> Records provided
[Start]
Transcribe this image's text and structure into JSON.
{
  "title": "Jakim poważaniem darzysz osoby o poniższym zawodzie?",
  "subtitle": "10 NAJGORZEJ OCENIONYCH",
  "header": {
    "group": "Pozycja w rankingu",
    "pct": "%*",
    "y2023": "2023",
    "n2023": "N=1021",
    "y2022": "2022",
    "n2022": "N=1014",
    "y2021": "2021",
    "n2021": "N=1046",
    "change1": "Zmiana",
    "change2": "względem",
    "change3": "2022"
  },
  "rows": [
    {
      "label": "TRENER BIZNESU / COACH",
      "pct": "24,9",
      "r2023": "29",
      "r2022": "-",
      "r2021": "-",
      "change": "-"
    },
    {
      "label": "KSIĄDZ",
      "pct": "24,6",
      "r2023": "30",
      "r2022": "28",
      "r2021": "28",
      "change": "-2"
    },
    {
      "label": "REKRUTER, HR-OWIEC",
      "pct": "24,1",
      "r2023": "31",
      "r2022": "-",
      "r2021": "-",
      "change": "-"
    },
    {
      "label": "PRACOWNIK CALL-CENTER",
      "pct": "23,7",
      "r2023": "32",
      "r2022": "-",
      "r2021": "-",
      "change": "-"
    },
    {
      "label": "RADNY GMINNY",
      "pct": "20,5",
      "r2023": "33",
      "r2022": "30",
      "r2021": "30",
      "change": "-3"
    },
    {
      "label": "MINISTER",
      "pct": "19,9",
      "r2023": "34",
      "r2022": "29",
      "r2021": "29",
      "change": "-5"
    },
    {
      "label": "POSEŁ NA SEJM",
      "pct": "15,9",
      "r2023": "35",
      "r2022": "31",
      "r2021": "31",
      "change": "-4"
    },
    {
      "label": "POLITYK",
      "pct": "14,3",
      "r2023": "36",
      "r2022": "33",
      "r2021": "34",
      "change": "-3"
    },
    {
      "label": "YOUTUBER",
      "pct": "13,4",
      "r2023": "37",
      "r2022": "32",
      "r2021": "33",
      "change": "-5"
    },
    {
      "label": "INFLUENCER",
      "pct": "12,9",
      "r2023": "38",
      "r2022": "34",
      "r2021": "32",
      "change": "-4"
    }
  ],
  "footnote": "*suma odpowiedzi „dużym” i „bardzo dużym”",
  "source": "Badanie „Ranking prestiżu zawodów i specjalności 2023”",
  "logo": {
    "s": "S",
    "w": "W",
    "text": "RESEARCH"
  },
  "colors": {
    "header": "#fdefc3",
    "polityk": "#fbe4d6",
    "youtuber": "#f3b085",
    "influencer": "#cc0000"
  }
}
[End]
> Exercise brief
All the entries above need to be reproduced exactly.

> Task solution
Transcribe this image's text and structure into JSON.
{
  "title": "Jakim poważaniem darzysz osoby o poniższym zawodzie?",
  "subtitle": "10 NAJGORZEJ OCENIONYCH",
  "header": {
    "group": "Pozycja w rankingu",
    "pct": "%*",
    "y2023": "2023",
    "n2023": "N=1021",
    "y2022": "2022",
    "n2022": "N=1014",
    "y2021": "2021",
    "n2021": "N=1046",
    "change1": "Zmiana",
    "change2": "względem",
    "change3": "2022"
  },
  "rows": [
    {
      "label": "TRENER BIZNESU / COACH",
      "pct": "24,9",
      "r2023": "29",
      "r2022": "-",
      "r2021": "-",
      "change": "-"
    },
    {
      "label": "KSIĄDZ",
      "pct": "24,6",
      "r2023": "30",
      "r2022": "28",
      "r2021": "28",
      "change": "-2"
    },
    {
      "label": "REKRUTER, HR-OWIEC",
      "pct": "24,1",
      "r2023": "31",
      "r2022": "-",
      "r2021": "-",
      "change": "-"
    },
    {
      "label": "PRACOWNIK CALL-CENTER",
      "pct": "23,7",
      "r2023": "32",
      "r2022": "-",
      "r2021": "-",
      "change": "-"
    },
    {
      "label": "RADNY GMINNY",
      "pct": "20,5",
      "r2023": "33",
      "r2022": "30",
      "r2021": "30",
      "change": "-3"
    },
    {
      "label": "MINISTER",
      "pct": "19,9",
      "r2023": "34",
      "r2022": "29",
      "r2021": "29",
      "change": "-5"
    },
    {
      "label": "POSEŁ NA SEJM",
      "pct": "15,9",
      "r2023": "35",
      "r2022": "31",
      "r2021": "31",
      "change": "-4"
    },
    {
      "label": "POLITYK",
      "pct": "14,3",
      "r2023": "36",
      "r2022": "33",
      "r2021": "34",
      "change": "-3"
    },
    {
      "label": "YOUTUBER",
      "pct": "13,4",
      "r2023": "37",
      "r2022": "32",
      "r2021": "33",
      "change": "-5"
    },
    {
      "label": "INFLUENCER",
      "pct": "12,9",
      "r2023": "38",
      "r2022": "34",
      "r2021": "32",
      "change": "-4"
    }
  ],
  "footnote": "*suma odpowiedzi „dużym” i „bardzo dużym”",
  "source": "Badanie „Ranking prestiżu zawodów i specjalności 2023”",
  "logo": {
    "s": "S",
    "w": "W",
    "text": "RESEARCH"
  },
  "colors": {
    "header": "#fdefc3",
    "polityk": "#fbe4d6",
    "youtuber": "#f3b085",
    "influencer": "#cc0000"
  }
}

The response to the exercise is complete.